| What the task requires |
Write out, character for character, the line containing "Convert this document image to plain text." and all lines after it up to the end of the listing.

| Data listing |
----

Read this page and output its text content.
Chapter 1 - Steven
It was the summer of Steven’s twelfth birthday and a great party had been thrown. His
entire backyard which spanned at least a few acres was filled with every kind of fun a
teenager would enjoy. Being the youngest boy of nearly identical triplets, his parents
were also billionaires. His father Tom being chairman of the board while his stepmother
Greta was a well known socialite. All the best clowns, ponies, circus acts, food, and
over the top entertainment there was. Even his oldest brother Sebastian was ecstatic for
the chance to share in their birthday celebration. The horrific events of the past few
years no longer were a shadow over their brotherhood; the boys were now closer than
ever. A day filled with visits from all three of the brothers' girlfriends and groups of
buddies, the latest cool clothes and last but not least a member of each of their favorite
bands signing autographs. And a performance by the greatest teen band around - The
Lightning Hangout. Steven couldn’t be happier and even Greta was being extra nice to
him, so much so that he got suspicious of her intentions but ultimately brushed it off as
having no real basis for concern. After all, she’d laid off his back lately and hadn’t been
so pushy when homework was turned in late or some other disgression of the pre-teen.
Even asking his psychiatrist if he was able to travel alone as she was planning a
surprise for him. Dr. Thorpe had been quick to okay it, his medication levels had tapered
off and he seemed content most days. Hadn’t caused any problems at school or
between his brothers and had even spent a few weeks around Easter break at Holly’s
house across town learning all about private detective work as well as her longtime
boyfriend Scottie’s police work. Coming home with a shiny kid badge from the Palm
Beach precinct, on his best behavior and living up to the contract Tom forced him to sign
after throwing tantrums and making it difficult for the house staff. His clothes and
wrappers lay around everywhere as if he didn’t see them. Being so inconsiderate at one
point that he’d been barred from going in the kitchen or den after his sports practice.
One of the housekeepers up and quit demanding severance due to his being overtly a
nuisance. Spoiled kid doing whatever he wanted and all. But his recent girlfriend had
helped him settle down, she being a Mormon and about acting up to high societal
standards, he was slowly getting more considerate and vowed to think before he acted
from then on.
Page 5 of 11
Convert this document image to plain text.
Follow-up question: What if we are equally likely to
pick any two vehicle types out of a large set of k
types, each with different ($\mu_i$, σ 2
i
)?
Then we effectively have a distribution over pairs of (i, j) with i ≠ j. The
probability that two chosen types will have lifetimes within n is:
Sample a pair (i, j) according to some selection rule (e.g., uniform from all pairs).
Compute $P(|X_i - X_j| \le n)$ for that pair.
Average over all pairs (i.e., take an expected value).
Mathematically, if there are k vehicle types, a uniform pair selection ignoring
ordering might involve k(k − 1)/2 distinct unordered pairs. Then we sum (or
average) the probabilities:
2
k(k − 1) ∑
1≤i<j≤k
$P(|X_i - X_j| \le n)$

----

| Solved problem |
Convert this document image to plain text.
Follow-up question: What if we are equally likely to
pick any two vehicle types out of a large set of k
types, each with different ($\mu_i$, σ 2
i
)?
Then we effectively have a distribution over pairs of (i, j) with i ≠ j. The
probability that two chosen types will have lifetimes within n is:
Sample a pair (i, j) according to some selection rule (e.g., uniform from all pairs).
Compute $P(|X_i - X_j| \le n)$ for that pair.
Average over all pairs (i.e., take an expected value).
Mathematically, if there are k vehicle types, a uniform pair selection ignoring
ordering might involve k(k − 1)/2 distinct unordered pairs. Then we sum (or
average) the probabilities:
2
k(k − 1) ∑
1≤i<j≤k
$P(|X_i - X_j| \le n)$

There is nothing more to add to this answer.